• ENTRIES SUPPLIED:
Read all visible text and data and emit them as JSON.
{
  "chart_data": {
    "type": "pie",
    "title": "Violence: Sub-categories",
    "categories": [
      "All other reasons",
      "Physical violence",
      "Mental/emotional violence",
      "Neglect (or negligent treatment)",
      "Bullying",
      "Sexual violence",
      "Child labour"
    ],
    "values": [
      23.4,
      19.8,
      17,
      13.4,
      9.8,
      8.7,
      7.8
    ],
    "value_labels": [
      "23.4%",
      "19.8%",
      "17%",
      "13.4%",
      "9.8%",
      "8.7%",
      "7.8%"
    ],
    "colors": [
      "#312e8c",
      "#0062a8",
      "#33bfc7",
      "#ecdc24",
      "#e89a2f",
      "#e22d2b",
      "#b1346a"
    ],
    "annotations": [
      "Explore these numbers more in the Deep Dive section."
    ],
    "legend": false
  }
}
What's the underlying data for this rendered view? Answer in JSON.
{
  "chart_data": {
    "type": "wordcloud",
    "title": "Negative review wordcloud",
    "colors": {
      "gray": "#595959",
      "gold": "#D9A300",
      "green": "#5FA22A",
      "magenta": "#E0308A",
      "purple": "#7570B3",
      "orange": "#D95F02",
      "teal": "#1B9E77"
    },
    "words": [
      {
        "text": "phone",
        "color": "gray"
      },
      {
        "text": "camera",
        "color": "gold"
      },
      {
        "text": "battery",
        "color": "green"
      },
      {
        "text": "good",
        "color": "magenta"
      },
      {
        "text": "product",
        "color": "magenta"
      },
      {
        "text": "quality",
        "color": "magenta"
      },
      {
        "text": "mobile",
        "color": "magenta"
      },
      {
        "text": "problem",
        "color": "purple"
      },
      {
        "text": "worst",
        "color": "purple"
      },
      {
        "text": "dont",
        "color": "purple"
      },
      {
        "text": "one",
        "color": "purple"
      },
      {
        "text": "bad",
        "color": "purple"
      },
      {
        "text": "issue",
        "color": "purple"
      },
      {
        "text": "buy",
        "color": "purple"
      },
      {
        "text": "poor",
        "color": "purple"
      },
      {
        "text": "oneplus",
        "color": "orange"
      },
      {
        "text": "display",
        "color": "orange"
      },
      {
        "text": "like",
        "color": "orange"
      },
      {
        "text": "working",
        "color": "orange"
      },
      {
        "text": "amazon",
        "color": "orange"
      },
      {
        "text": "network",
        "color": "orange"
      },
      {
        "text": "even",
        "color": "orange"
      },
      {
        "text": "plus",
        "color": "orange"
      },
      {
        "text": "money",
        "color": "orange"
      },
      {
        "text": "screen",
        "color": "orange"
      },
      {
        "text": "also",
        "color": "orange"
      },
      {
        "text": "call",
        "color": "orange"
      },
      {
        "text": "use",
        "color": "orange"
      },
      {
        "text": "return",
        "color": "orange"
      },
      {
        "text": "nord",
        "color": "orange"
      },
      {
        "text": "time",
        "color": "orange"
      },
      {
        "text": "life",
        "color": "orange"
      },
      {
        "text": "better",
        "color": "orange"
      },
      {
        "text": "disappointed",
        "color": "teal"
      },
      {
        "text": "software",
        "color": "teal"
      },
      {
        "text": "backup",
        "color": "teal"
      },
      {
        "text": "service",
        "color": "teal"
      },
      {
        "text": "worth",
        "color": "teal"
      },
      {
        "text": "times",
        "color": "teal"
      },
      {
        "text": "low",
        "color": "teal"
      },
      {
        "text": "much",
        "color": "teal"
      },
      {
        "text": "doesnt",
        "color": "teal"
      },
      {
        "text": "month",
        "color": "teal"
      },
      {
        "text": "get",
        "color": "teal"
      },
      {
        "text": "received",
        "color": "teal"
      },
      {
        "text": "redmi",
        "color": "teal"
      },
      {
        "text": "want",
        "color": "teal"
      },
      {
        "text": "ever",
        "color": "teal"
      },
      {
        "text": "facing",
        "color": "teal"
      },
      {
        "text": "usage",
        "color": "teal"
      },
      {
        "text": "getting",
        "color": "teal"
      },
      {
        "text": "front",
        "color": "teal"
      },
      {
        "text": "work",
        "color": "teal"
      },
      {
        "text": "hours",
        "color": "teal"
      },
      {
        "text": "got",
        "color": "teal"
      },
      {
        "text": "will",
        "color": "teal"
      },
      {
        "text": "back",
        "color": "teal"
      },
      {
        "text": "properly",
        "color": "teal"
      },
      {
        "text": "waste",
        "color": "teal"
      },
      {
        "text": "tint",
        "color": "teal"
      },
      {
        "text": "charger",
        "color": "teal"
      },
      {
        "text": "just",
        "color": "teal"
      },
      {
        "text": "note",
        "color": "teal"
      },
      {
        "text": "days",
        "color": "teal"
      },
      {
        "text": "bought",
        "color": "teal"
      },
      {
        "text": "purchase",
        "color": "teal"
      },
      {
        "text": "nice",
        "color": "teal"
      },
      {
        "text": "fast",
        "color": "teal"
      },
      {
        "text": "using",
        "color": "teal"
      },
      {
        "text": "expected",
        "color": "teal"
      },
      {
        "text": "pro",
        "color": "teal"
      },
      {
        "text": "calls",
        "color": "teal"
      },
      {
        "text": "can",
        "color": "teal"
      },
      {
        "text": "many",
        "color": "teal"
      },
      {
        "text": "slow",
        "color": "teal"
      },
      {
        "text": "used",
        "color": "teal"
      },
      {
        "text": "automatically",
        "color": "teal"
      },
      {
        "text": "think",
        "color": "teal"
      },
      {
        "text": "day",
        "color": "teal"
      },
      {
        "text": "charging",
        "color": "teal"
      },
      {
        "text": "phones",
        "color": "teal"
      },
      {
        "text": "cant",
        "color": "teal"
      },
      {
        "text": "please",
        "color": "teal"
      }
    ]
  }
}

• REQUEST:
Quote all of the entries verbatim.

• RESULT OF THE TASK:
Read all visible text and data and emit them as JSON.
{
  "chart_data": {
    "type": "pie",
    "title": "Violence: Sub-categories",
    "categories": [
      "All other reasons",
      "Physical violence",
      "Mental/emotional violence",
      "Neglect (or negligent treatment)",
      "Bullying",
      "Sexual violence",
      "Child labour"
    ],
    "values": [
      23.4,
      19.8,
      17,
      13.4,
      9.8,
      8.7,
      7.8
    ],
    "value_labels": [
      "23.4%",
      "19.8%",
      "17%",
      "13.4%",
      "9.8%",
      "8.7%",
      "7.8%"
    ],
    "colors": [
      "#312e8c",
      "#0062a8",
      "#33bfc7",
      "#ecdc24",
      "#e89a2f",
      "#e22d2b",
      "#b1346a"
    ],
    "annotations": [
      "Explore these numbers more in the Deep Dive section."
    ],
    "legend": false
  }
}
What's the underlying data for this rendered view? Answer in JSON.
{
  "chart_data": {
    "type": "wordcloud",
    "title": "Negative review wordcloud",
    "colors": {
      "gray": "#595959",
      "gold": "#D9A300",
      "green": "#5FA22A",
      "magenta": "#E0308A",
      "purple": "#7570B3",
      "orange": "#D95F02",
      "teal": "#1B9E77"
    },
    "words": [
      {
        "text": "phone",
        "color": "gray"
      },
      {
        "text": "camera",
        "color": "gold"
      },
      {
        "text": "battery",
        "color": "green"
      },
      {
        "text": "good",
        "color": "magenta"
      },
      {
        "text": "product",
        "color": "magenta"
      },
      {
        "text": "quality",
        "color": "magenta"
      },
      {
        "text": "mobile",
        "color": "magenta"
      },
      {
        "text": "problem",
        "color": "purple"
      },
      {
        "text": "worst",
        "color": "purple"
      },
      {
        "text": "dont",
        "color": "purple"
      },
      {
        "text": "one",
        "color": "purple"
      },
      {
        "text": "bad",
        "color": "purple"
      },
      {
        "text": "issue",
        "color": "purple"
      },
      {
        "text": "buy",
        "color": "purple"
      },
      {
        "text": "poor",
        "color": "purple"
      },
      {
        "text": "oneplus",
        "color": "orange"
      },
      {
        "text": "display",
        "color": "orange"
      },
      {
        "text": "like",
        "color": "orange"
      },
      {
        "text": "working",
        "color": "orange"
      },
      {
        "text": "amazon",
        "color": "orange"
      },
      {
        "text": "network",
        "color": "orange"
      },
      {
        "text": "even",
        "color": "orange"
      },
      {
        "text": "plus",
        "color": "orange"
      },
      {
        "text": "money",
        "color": "orange"
      },
      {
        "text": "screen",
        "color": "orange"
      },
      {
        "text": "also",
        "color": "orange"
      },
      {
        "text": "call",
        "color": "orange"
      },
      {
        "text": "use",
        "color": "orange"
      },
      {
        "text": "return",
        "color": "orange"
      },
      {
        "text": "nord",
        "color": "orange"
      },
      {
        "text": "time",
        "color": "orange"
      },
      {
        "text": "life",
        "color": "orange"
      },
      {
        "text": "better",
        "color": "orange"
      },
      {
        "text": "disappointed",
        "color": "teal"
      },
      {
        "text": "software",
        "color": "teal"
      },
      {
        "text": "backup",
        "color": "teal"
      },
      {
        "text": "service",
        "color": "teal"
      },
      {
        "text": "worth",
        "color": "teal"
      },
      {
        "text": "times",
        "color": "teal"
      },
      {
        "text": "low",
        "color": "teal"
      },
      {
        "text": "much",
        "color": "teal"
      },
      {
        "text": "doesnt",
        "color": "teal"
      },
      {
        "text": "month",
        "color": "teal"
      },
      {
        "text": "get",
        "color": "teal"
      },
      {
        "text": "received",
        "color": "teal"
      },
      {
        "text": "redmi",
        "color": "teal"
      },
      {
        "text": "want",
        "color": "teal"
      },
      {
        "text": "ever",
        "color": "teal"
      },
      {
        "text": "facing",
        "color": "teal"
      },
      {
        "text": "usage",
        "color": "teal"
      },
      {
        "text": "getting",
        "color": "teal"
      },
      {
        "text": "front",
        "color": "teal"
      },
      {
        "text": "work",
        "color": "teal"
      },
      {
        "text": "hours",
        "color": "teal"
      },
      {
        "text": "got",
        "color": "teal"
      },
      {
        "text": "will",
        "color": "teal"
      },
      {
        "text": "back",
        "color": "teal"
      },
      {
        "text": "properly",
        "color": "teal"
      },
      {
        "text": "waste",
        "color": "teal"
      },
      {
        "text": "tint",
        "color": "teal"
      },
      {
        "text": "charger",
        "color": "teal"
      },
      {
        "text": "just",
        "color": "teal"
      },
      {
        "text": "note",
        "color": "teal"
      },
      {
        "text": "days",
        "color": "teal"
      },
      {
        "text": "bought",
        "color": "teal"
      },
      {
        "text": "purchase",
        "color": "teal"
      },
      {
        "text": "nice",
        "color": "teal"
      },
      {
        "text": "fast",
        "color": "teal"
      },
      {
        "text": "using",
        "color": "teal"
      },
      {
        "text": "expected",
        "color": "teal"
      },
      {
        "text": "pro",
        "color": "teal"
      },
      {
        "text": "calls",
        "color": "teal"
      },
      {
        "text": "can",
        "color": "teal"
      },
      {
        "text": "many",
        "color": "teal"
      },
      {
        "text": "slow",
        "color": "teal"
      },
      {
        "text": "used",
        "color": "teal"
      },
      {
        "text": "automatically",
        "color": "teal"
      },
      {
        "text": "think",
        "color": "teal"
      },
      {
        "text": "day",
        "color": "teal"
      },
      {
        "text": "charging",
        "color": "teal"
      },
      {
        "text": "phones",
        "color": "teal"
      },
      {
        "text": "cant",
        "color": "teal"
      },
      {
        "text": "please",
        "color": "teal"
      }
    ]
  }
}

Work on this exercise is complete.